### Exercise requirements
Search the data below for the string "name". Extract every line that contains it.

Records that describe figures:
☆ ☆ ☆ ☆

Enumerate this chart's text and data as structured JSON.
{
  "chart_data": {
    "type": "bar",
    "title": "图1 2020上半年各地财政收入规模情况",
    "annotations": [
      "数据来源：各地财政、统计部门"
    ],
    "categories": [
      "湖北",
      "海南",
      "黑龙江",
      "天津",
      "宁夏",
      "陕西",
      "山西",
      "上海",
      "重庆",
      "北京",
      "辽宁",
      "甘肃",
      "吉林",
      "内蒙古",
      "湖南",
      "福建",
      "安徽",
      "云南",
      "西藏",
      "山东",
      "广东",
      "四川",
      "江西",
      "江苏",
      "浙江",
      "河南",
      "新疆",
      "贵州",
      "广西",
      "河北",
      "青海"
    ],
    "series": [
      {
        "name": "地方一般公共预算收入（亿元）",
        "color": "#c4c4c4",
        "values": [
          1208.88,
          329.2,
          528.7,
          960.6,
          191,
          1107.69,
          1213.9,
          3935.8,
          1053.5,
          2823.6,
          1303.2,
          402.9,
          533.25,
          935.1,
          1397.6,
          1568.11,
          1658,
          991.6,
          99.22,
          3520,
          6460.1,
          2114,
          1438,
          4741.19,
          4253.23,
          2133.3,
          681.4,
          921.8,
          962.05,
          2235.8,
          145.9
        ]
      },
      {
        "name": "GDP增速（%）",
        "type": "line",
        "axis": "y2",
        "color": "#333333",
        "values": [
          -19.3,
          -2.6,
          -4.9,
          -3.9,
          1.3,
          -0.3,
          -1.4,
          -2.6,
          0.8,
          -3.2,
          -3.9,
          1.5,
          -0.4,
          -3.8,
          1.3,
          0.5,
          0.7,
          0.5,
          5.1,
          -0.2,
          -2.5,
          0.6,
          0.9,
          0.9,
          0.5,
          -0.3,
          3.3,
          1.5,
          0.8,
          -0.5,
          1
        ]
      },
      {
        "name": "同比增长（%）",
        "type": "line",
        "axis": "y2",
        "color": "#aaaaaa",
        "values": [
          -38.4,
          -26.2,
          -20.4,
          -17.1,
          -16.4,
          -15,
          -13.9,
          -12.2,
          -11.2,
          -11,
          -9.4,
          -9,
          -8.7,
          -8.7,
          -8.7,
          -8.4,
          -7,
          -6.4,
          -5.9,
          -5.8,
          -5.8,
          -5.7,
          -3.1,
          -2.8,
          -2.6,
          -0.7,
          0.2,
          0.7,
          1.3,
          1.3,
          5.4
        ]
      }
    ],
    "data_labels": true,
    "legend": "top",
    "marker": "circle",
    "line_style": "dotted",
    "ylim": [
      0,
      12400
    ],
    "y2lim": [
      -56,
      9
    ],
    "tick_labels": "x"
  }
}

☆ ☆ ☆ ☆

### Completed exercise
        "name": "地方一般公共预算收入（亿元）",
        "name": "GDP增速（%）",
        "name": "同比增长（%）",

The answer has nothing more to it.